» **INSTRUCTION**: Collect every line in the data below that contains the string "shaping", and copy each one. Case counts.

» **DATASET EXTRACT**:
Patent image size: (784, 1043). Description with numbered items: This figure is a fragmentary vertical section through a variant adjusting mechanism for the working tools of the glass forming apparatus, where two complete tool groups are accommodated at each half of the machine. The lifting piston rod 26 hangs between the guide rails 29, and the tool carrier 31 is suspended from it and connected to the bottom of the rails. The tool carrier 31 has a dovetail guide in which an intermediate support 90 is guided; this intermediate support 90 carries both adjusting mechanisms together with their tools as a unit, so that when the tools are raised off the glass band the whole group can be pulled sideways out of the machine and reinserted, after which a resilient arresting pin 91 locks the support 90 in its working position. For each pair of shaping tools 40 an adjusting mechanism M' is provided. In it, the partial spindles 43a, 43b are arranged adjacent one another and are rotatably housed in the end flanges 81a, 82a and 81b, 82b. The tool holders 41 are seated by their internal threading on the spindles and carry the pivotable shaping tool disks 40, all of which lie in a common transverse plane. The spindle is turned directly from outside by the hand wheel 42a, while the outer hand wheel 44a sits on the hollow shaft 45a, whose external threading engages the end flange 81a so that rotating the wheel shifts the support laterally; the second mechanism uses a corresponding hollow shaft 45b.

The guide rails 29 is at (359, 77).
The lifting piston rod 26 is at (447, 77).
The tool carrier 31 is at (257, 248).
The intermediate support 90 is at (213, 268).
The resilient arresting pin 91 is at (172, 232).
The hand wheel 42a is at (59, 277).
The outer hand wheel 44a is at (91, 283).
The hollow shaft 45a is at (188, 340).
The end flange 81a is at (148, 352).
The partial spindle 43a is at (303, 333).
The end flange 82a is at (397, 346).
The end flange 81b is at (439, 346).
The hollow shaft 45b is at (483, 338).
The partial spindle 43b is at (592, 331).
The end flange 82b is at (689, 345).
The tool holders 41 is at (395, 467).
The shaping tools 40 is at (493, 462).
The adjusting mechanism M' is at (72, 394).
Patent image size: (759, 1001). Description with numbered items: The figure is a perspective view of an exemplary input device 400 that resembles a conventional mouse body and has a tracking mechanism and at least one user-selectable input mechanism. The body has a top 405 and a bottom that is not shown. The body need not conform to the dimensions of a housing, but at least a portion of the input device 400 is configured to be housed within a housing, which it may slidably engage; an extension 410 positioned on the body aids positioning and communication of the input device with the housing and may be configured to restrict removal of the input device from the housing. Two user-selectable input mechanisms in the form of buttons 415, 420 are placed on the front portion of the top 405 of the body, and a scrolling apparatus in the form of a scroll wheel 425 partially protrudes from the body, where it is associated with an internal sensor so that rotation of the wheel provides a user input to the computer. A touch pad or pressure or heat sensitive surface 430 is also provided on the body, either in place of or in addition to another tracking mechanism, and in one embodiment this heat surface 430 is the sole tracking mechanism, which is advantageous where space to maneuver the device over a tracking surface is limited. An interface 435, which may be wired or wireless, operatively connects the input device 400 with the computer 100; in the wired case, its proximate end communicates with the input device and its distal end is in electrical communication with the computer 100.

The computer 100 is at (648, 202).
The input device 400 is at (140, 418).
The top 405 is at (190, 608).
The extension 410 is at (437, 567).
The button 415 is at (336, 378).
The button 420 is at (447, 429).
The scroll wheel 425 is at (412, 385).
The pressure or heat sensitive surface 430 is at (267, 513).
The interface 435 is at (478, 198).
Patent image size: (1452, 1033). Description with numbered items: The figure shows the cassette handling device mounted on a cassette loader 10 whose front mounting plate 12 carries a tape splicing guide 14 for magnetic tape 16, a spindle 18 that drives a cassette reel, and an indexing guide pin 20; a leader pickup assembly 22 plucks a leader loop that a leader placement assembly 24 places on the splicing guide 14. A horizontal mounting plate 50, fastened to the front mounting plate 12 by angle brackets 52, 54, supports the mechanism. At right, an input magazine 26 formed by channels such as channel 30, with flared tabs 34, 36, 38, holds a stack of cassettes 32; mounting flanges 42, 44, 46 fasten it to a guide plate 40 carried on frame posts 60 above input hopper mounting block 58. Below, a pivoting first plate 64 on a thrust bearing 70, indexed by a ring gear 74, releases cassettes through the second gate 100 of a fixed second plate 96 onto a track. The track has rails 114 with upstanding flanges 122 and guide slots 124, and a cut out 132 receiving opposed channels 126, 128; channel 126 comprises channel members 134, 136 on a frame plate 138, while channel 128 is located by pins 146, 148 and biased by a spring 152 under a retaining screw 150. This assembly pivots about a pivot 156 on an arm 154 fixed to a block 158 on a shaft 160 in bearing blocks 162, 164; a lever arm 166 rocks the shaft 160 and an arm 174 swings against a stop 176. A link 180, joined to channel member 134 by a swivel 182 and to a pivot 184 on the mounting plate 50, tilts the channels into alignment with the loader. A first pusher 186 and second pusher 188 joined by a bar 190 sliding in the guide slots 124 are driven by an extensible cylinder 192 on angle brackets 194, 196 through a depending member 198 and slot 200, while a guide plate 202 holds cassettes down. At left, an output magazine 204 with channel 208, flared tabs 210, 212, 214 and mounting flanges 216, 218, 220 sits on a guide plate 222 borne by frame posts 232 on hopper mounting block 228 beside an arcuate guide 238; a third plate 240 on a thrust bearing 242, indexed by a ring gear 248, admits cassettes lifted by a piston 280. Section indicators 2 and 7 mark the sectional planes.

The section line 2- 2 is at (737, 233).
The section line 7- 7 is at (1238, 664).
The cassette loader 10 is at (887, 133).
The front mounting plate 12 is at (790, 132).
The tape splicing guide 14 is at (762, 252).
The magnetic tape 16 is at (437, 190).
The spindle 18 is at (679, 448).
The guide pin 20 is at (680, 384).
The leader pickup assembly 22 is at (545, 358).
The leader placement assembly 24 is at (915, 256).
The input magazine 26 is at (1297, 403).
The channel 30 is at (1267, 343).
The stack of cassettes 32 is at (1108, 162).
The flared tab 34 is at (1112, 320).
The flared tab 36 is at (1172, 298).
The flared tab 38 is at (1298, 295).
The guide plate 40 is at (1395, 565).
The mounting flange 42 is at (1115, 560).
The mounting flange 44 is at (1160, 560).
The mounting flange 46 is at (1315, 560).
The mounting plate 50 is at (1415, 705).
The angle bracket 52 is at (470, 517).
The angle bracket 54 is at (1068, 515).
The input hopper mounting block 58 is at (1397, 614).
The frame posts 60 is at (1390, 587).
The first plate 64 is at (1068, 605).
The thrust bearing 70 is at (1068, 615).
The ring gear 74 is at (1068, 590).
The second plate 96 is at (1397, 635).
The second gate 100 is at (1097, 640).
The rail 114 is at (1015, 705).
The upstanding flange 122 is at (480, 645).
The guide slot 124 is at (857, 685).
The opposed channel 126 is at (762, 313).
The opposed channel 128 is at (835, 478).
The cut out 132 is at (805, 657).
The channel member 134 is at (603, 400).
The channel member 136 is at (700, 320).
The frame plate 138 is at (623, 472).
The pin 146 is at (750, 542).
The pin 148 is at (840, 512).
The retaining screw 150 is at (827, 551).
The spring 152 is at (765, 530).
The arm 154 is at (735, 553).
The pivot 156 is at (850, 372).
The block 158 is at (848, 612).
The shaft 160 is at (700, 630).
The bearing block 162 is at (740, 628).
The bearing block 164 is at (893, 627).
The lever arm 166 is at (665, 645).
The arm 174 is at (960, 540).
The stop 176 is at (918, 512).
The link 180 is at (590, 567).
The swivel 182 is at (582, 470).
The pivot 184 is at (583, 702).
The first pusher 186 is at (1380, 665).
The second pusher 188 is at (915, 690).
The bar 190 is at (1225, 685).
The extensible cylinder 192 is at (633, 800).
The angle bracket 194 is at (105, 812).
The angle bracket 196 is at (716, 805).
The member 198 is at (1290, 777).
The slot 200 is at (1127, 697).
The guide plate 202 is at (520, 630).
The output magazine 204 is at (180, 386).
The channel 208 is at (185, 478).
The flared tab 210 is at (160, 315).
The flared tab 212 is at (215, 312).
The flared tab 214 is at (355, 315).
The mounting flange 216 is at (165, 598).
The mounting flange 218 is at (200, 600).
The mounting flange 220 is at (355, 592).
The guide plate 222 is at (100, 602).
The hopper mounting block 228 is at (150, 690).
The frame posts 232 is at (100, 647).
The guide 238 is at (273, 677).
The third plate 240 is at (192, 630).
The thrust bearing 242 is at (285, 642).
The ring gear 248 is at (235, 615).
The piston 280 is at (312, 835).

» **RESULT FOR THIS EXERCISE**:
Patent image size: (784, 1043). Description with numbered items: This figure is a fragmentary vertical section through a variant adjusting mechanism for the working tools of the glass forming apparatus, where two complete tool groups are accommodated at each half of the machine. The lifting piston rod 26 hangs between the guide rails 29, and the tool carrier 31 is suspended from it and connected to the bottom of the rails. The tool carrier 31 has a dovetail guide in which an intermediate support 90 is guided; this intermediate support 90 carries both adjusting mechanisms together with their tools as a unit, so that when the tools are raised off the glass band the whole group can be pulled sideways out of the machine and reinserted, after which a resilient arresting pin 91 locks the support 90 in its working position. For each pair of shaping tools 40 an adjusting mechanism M' is provided. In it, the partial spindles 43a, 43b are arranged adjacent one another and are rotatably housed in the end flanges 81a, 82a and 81b, 82b. The tool holders 41 are seated by their internal threading on the spindles and carry the pivotable shaping tool disks 40, all of which lie in a common transverse plane. The spindle is turned directly from outside by the hand wheel 42a, while the outer hand wheel 44a sits on the hollow shaft 45a, whose external threading engages the end flange 81a so that rotating the wheel shifts the support laterally; the second mechanism uses a corresponding hollow shaft 45b.
The shaping tools 40 is at (493, 462).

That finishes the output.